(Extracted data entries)
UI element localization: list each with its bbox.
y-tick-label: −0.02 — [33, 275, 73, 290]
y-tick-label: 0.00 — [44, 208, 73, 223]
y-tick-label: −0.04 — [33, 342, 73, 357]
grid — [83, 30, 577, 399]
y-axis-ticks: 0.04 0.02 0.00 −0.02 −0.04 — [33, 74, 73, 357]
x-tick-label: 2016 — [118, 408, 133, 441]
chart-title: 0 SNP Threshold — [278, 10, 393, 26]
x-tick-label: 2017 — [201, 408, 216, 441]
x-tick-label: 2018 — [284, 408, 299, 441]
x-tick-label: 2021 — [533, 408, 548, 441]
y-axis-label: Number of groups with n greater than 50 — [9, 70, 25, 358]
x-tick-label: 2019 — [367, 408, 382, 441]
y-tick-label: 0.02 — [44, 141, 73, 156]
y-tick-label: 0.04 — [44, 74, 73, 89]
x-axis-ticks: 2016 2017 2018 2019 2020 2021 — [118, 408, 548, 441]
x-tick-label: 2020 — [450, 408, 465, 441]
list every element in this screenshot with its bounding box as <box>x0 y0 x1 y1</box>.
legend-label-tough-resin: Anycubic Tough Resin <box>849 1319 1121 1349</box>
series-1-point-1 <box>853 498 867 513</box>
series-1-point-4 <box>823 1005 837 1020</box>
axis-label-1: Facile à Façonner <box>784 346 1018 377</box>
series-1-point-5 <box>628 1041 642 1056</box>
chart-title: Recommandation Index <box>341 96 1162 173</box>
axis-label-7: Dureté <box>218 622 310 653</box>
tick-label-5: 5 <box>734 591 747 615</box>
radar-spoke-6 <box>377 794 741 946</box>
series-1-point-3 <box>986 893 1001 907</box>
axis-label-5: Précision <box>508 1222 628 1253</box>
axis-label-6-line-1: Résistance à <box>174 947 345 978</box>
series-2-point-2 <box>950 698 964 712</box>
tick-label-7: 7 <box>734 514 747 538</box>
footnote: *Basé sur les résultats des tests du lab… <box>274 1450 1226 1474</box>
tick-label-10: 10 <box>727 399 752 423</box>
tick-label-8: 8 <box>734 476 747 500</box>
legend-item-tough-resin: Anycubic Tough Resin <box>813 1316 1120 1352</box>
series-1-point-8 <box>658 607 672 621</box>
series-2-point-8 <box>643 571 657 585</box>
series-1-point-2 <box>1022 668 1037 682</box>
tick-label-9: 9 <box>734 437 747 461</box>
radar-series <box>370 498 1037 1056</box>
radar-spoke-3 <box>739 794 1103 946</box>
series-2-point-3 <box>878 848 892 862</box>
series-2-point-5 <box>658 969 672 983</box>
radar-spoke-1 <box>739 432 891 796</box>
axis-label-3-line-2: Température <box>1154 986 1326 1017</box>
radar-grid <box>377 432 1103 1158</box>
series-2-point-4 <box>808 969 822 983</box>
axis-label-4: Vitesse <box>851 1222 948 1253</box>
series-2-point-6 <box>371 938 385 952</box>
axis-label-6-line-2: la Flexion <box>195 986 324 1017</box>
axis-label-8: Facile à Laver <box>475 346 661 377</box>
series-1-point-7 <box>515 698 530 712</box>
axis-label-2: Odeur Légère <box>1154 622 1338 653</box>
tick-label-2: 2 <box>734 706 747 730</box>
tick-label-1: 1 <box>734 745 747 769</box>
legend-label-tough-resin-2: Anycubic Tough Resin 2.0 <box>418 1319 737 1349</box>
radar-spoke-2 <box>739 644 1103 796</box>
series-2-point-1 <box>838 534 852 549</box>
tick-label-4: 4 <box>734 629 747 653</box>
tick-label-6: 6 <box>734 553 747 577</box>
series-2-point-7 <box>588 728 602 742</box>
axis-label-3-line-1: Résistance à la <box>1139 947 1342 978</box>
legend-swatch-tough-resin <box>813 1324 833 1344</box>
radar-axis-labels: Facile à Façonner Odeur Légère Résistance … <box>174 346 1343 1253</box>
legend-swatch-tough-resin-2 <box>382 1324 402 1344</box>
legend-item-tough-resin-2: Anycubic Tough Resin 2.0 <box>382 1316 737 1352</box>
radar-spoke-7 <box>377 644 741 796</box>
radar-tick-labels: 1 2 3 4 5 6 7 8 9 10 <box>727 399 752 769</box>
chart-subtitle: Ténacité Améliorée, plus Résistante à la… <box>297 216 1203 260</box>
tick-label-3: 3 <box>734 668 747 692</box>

*WORK INSTRUCTIONS*
Reproduce all of the items above verbatim, keeping every line unchanged.

*ANSWER TO THIS PROBLEM*
UI element localization: list each with its bbox.
y-tick-label: −0.02 — [33, 275, 73, 290]
y-tick-label: 0.00 — [44, 208, 73, 223]
y-tick-label: −0.04 — [33, 342, 73, 357]
grid — [83, 30, 577, 399]
y-axis-ticks: 0.04 0.02 0.00 −0.02 −0.04 — [33, 74, 73, 357]
x-tick-label: 2016 — [118, 408, 133, 441]
chart-title: 0 SNP Threshold — [278, 10, 393, 26]
x-tick-label: 2017 — [201, 408, 216, 441]
x-tick-label: 2018 — [284, 408, 299, 441]
x-tick-label: 2021 — [533, 408, 548, 441]
y-axis-label: Number of groups with n greater than 50 — [9, 70, 25, 358]
x-tick-label: 2019 — [367, 408, 382, 441]
y-tick-label: 0.02 — [44, 141, 73, 156]
y-tick-label: 0.04 — [44, 74, 73, 89]
x-axis-ticks: 2016 2017 2018 2019 2020 2021 — [118, 408, 548, 441]
x-tick-label: 2020 — [450, 408, 465, 441]
list every element in this screenshot with its bounding box as <box>x0 y0 x1 y1</box>.
legend-label-tough-resin: Anycubic Tough Resin <box>849 1319 1121 1349</box>
series-1-point-1 <box>853 498 867 513</box>
series-1-point-4 <box>823 1005 837 1020</box>
axis-label-1: Facile à Façonner <box>784 346 1018 377</box>
series-1-point-5 <box>628 1041 642 1056</box>
chart-title: Recommandation Index <box>341 96 1162 173</box>
axis-label-7: Dureté <box>218 622 310 653</box>
tick-label-5: 5 <box>734 591 747 615</box>
radar-spoke-6 <box>377 794 741 946</box>
series-1-point-3 <box>986 893 1001 907</box>
axis-label-5: Précision <box>508 1222 628 1253</box>
axis-label-6-line-1: Résistance à <box>174 947 345 978</box>
series-2-point-2 <box>950 698 964 712</box>
tick-label-7: 7 <box>734 514 747 538</box>
footnote: *Basé sur les résultats des tests du lab… <box>274 1450 1226 1474</box>
tick-label-10: 10 <box>727 399 752 423</box>
tick-label-8: 8 <box>734 476 747 500</box>
legend-item-tough-resin: Anycubic Tough Resin <box>813 1316 1120 1352</box>
series-1-point-8 <box>658 607 672 621</box>
series-2-point-8 <box>643 571 657 585</box>
series-1-point-2 <box>1022 668 1037 682</box>
tick-label-9: 9 <box>734 437 747 461</box>
radar-series <box>370 498 1037 1056</box>
radar-spoke-3 <box>739 794 1103 946</box>
series-2-point-3 <box>878 848 892 862</box>
series-2-point-5 <box>658 969 672 983</box>
radar-spoke-1 <box>739 432 891 796</box>
axis-label-3-line-2: Température <box>1154 986 1326 1017</box>
radar-grid <box>377 432 1103 1158</box>
series-2-point-4 <box>808 969 822 983</box>
axis-label-4: Vitesse <box>851 1222 948 1253</box>
series-2-point-6 <box>371 938 385 952</box>
axis-label-6-line-2: la Flexion <box>195 986 324 1017</box>
axis-label-8: Facile à Laver <box>475 346 661 377</box>
series-1-point-7 <box>515 698 530 712</box>
axis-label-2: Odeur Légère <box>1154 622 1338 653</box>
tick-label-2: 2 <box>734 706 747 730</box>
tick-label-1: 1 <box>734 745 747 769</box>
legend-label-tough-resin-2: Anycubic Tough Resin 2.0 <box>418 1319 737 1349</box>
radar-spoke-2 <box>739 644 1103 796</box>
series-2-point-1 <box>838 534 852 549</box>
tick-label-4: 4 <box>734 629 747 653</box>
tick-label-6: 6 <box>734 553 747 577</box>
series-2-point-7 <box>588 728 602 742</box>
axis-label-3-line-1: Résistance à la <box>1139 947 1342 978</box>
legend-swatch-tough-resin <box>813 1324 833 1344</box>
radar-axis-labels: Facile à Façonner Odeur Légère Résistance … <box>174 346 1343 1253</box>
legend-swatch-tough-resin-2 <box>382 1324 402 1344</box>
legend-item-tough-resin-2: Anycubic Tough Resin 2.0 <box>382 1316 737 1352</box>
radar-spoke-7 <box>377 644 741 796</box>
radar-tick-labels: 1 2 3 4 5 6 7 8 9 10 <box>727 399 752 769</box>
chart-subtitle: Ténacité Améliorée, plus Résistante à la… <box>297 216 1203 260</box>
tick-label-3: 3 <box>734 668 747 692</box>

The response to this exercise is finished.